YOUR INSTRUCTIONS -> Reproduce each line bearing the word "text".

SUPPLIED ENTRIES ->
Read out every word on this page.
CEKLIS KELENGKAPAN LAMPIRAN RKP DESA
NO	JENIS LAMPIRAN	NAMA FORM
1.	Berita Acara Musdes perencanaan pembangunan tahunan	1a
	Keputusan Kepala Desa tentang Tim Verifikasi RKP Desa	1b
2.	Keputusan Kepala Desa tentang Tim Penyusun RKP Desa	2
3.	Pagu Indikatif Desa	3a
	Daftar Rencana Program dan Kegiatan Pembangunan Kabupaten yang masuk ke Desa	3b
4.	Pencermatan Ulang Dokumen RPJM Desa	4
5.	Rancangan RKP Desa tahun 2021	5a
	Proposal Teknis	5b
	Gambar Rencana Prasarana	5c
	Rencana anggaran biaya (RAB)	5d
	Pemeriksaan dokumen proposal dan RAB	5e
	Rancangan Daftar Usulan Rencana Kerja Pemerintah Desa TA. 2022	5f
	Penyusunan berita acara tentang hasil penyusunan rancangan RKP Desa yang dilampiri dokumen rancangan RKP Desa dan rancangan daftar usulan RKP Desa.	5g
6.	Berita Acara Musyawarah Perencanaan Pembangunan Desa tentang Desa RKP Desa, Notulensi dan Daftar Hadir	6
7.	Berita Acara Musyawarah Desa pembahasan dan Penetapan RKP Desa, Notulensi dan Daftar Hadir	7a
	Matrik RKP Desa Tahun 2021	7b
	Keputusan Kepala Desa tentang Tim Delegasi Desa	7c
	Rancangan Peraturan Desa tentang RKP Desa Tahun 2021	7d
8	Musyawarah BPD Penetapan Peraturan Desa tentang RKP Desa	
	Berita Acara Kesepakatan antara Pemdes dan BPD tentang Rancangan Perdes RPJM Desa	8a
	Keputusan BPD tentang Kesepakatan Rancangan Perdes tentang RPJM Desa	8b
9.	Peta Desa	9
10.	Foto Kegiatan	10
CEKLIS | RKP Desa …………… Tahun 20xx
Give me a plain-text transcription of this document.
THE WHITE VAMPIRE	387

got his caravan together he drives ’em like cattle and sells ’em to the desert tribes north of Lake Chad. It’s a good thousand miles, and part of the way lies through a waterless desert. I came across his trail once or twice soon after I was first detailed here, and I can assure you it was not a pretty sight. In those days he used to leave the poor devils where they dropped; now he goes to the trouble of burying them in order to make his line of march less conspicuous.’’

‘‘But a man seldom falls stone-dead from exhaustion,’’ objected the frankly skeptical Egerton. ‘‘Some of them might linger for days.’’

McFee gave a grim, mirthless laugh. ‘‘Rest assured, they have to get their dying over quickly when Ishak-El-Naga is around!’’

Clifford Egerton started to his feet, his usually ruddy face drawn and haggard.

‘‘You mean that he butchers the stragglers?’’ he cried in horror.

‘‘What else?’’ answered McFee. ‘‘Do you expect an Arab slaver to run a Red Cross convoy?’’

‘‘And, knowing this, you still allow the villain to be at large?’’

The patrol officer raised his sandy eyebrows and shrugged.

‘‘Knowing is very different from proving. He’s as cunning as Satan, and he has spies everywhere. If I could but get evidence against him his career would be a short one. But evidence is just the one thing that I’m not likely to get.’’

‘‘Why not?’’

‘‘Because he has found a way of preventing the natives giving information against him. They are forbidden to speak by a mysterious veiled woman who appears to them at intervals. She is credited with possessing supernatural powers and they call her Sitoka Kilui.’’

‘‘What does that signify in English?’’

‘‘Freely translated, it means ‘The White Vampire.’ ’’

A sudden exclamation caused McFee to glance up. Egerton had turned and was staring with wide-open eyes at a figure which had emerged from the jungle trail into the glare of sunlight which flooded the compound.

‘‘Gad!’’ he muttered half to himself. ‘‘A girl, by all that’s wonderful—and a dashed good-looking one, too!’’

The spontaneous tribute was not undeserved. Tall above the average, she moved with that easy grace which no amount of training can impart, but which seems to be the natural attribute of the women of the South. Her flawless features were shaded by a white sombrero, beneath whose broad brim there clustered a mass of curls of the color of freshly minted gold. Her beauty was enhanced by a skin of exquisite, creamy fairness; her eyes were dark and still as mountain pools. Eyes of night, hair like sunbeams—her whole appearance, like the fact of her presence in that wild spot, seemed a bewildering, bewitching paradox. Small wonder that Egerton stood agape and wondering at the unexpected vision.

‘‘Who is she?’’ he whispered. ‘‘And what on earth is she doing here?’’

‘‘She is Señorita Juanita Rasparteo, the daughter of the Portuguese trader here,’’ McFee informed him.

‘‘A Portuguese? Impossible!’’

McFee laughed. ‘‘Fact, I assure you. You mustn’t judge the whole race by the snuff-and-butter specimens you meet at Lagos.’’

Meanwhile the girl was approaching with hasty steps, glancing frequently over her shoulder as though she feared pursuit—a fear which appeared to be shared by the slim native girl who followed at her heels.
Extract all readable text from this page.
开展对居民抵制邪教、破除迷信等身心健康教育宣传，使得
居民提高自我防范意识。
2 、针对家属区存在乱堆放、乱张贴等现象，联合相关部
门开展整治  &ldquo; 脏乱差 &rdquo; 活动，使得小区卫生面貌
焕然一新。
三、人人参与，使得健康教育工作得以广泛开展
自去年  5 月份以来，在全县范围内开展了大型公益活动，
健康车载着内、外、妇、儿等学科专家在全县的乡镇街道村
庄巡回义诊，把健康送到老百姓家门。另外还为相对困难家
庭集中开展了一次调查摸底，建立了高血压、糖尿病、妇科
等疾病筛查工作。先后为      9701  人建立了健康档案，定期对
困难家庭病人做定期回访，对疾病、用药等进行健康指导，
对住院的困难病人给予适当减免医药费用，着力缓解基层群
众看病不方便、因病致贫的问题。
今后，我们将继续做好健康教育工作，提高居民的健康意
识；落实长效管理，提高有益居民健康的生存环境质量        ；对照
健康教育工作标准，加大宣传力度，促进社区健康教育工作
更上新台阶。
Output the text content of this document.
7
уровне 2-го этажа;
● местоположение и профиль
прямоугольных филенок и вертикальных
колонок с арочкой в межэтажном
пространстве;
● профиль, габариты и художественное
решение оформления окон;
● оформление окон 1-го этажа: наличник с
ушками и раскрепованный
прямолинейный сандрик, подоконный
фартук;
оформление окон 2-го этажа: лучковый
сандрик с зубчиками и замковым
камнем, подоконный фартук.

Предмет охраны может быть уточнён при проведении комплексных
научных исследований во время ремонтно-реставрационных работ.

ANSWER TO THIS PROBLEM ->
Give me a plain-text transcription of this document.
Extract all readable text from this page.
Output the text content of this document.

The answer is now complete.